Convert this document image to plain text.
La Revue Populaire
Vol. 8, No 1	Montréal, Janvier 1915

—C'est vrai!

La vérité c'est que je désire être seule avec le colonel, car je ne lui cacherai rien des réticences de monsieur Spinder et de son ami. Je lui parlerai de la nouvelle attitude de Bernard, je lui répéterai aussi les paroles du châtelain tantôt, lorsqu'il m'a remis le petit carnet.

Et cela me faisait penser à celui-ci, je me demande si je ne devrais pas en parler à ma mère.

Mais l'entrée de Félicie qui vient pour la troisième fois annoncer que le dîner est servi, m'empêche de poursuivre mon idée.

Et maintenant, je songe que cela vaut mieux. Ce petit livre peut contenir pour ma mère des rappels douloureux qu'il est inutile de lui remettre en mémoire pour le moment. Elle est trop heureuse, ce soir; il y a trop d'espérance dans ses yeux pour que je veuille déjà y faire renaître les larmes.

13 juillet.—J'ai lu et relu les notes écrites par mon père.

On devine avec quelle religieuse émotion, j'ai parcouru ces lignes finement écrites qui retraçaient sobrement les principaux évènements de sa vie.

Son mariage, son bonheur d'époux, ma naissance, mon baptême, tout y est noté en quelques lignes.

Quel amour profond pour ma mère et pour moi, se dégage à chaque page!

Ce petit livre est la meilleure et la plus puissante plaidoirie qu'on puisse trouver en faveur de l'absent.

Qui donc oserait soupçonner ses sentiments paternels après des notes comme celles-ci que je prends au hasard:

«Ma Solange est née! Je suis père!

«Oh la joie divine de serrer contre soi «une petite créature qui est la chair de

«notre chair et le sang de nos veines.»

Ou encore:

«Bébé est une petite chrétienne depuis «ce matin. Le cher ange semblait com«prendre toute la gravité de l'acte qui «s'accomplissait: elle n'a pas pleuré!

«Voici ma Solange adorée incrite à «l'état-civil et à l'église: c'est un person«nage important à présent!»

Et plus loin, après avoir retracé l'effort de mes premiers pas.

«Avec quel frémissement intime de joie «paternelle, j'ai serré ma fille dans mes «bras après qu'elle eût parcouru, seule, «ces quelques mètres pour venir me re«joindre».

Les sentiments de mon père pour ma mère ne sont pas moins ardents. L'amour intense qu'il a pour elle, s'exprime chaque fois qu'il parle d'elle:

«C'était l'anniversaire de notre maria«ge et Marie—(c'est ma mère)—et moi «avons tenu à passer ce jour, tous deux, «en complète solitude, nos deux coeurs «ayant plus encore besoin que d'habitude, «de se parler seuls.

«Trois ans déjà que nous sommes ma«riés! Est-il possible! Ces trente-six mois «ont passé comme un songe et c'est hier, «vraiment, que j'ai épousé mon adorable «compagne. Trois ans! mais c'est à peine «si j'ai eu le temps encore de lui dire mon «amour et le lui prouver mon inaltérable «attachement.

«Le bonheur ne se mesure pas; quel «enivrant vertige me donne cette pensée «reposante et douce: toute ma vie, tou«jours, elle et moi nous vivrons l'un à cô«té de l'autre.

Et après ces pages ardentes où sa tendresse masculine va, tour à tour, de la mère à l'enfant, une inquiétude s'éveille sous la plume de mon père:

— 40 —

▸ TASK DESCRIPTION
Search the data for the word "seule" and copy each line where it appears.

▸ EXPECTED OUTPUT
La vérité c'est que je désire être seule avec le colonel, car je ne lui cacherai rien des réticences de monsieur Spinder et de son ami. Je lui parlerai de la nouvelle attitude de Bernard, je lui répéterai aussi les paroles du châtelain tantôt, lorsqu'il m'a remis le petit carnet.
«Avec quel frémissement intime de joie «paternelle, j'ai serré ma fille dans mes «bras après qu'elle eût parcouru, seule, «ces quelques mètres pour venir me re«joindre».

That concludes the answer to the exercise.